▸ Exercise objective: Return each entry exactly, omitting nothing.

--------------------

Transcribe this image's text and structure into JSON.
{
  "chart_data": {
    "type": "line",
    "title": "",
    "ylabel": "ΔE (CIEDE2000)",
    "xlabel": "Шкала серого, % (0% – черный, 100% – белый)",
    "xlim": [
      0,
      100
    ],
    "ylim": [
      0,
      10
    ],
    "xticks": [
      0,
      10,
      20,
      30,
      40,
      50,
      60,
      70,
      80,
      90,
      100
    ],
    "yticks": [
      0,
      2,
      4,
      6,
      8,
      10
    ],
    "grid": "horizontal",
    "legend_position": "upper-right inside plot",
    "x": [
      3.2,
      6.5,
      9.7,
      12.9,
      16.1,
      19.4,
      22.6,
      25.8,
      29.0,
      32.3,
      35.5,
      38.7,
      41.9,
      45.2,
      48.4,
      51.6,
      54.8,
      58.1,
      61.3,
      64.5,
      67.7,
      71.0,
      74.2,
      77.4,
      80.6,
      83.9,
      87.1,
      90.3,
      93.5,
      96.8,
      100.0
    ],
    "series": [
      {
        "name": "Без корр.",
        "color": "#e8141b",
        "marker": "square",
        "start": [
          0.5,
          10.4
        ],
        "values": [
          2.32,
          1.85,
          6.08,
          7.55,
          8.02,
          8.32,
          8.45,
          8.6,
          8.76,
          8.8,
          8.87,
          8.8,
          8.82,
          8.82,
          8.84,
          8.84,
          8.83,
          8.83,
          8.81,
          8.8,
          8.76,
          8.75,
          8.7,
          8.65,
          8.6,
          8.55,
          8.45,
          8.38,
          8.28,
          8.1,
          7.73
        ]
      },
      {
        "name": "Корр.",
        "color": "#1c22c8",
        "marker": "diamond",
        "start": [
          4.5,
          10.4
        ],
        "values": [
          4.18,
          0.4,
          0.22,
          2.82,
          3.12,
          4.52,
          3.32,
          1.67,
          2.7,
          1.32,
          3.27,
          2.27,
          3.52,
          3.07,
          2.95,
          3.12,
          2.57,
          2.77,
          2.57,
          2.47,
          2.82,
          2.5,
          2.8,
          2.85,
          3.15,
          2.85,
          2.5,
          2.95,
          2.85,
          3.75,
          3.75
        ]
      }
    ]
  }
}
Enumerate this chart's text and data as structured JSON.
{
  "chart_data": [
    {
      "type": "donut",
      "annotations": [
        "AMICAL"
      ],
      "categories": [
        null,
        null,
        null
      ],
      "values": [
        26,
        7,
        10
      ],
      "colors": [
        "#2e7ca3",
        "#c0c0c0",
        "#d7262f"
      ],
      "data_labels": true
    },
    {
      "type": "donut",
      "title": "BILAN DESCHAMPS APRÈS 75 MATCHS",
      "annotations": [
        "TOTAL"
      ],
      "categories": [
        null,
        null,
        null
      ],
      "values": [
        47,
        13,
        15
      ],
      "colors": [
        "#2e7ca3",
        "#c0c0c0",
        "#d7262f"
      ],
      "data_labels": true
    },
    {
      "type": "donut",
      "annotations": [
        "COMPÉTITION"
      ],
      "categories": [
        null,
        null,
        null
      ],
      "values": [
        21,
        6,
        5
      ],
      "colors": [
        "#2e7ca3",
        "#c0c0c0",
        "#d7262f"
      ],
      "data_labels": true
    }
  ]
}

--------------------

▸ Expected answer:
Transcribe this image's text and structure into JSON.
{
  "chart_data": {
    "type": "line",
    "title": "",
    "ylabel": "ΔE (CIEDE2000)",
    "xlabel": "Шкала серого, % (0% – черный, 100% – белый)",
    "xlim": [
      0,
      100
    ],
    "ylim": [
      0,
      10
    ],
    "xticks": [
      0,
      10,
      20,
      30,
      40,
      50,
      60,
      70,
      80,
      90,
      100
    ],
    "yticks": [
      0,
      2,
      4,
      6,
      8,
      10
    ],
    "grid": "horizontal",
    "legend_position": "upper-right inside plot",
    "x": [
      3.2,
      6.5,
      9.7,
      12.9,
      16.1,
      19.4,
      22.6,
      25.8,
      29.0,
      32.3,
      35.5,
      38.7,
      41.9,
      45.2,
      48.4,
      51.6,
      54.8,
      58.1,
      61.3,
      64.5,
      67.7,
      71.0,
      74.2,
      77.4,
      80.6,
      83.9,
      87.1,
      90.3,
      93.5,
      96.8,
      100.0
    ],
    "series": [
      {
        "name": "Без корр.",
        "color": "#e8141b",
        "marker": "square",
        "start": [
          0.5,
          10.4
        ],
        "values": [
          2.32,
          1.85,
          6.08,
          7.55,
          8.02,
          8.32,
          8.45,
          8.6,
          8.76,
          8.8,
          8.87,
          8.8,
          8.82,
          8.82,
          8.84,
          8.84,
          8.83,
          8.83,
          8.81,
          8.8,
          8.76,
          8.75,
          8.7,
          8.65,
          8.6,
          8.55,
          8.45,
          8.38,
          8.28,
          8.1,
          7.73
        ]
      },
      {
        "name": "Корр.",
        "color": "#1c22c8",
        "marker": "diamond",
        "start": [
          4.5,
          10.4
        ],
        "values": [
          4.18,
          0.4,
          0.22,
          2.82,
          3.12,
          4.52,
          3.32,
          1.67,
          2.7,
          1.32,
          3.27,
          2.27,
          3.52,
          3.07,
          2.95,
          3.12,
          2.57,
          2.77,
          2.57,
          2.47,
          2.82,
          2.5,
          2.8,
          2.85,
          3.15,
          2.85,
          2.5,
          2.95,
          2.85,
          3.75,
          3.75
        ]
      }
    ]
  }
}
Enumerate this chart's text and data as structured JSON.
{
  "chart_data": [
    {
      "type": "donut",
      "annotations": [
        "AMICAL"
      ],
      "categories": [
        null,
        null,
        null
      ],
      "values": [
        26,
        7,
        10
      ],
      "colors": [
        "#2e7ca3",
        "#c0c0c0",
        "#d7262f"
      ],
      "data_labels": true
    },
    {
      "type": "donut",
      "title": "BILAN DESCHAMPS APRÈS 75 MATCHS",
      "annotations": [
        "TOTAL"
      ],
      "categories": [
        null,
        null,
        null
      ],
      "values": [
        47,
        13,
        15
      ],
      "colors": [
        "#2e7ca3",
        "#c0c0c0",
        "#d7262f"
      ],
      "data_labels": true
    },
    {
      "type": "donut",
      "annotations": [
        "COMPÉTITION"
      ],
      "categories": [
        null,
        null,
        null
      ],
      "values": [
        21,
        6,
        5
      ],
      "colors": [
        "#2e7ca3",
        "#c0c0c0",
        "#d7262f"
      ],
      "data_labels": true
    }
  ]
}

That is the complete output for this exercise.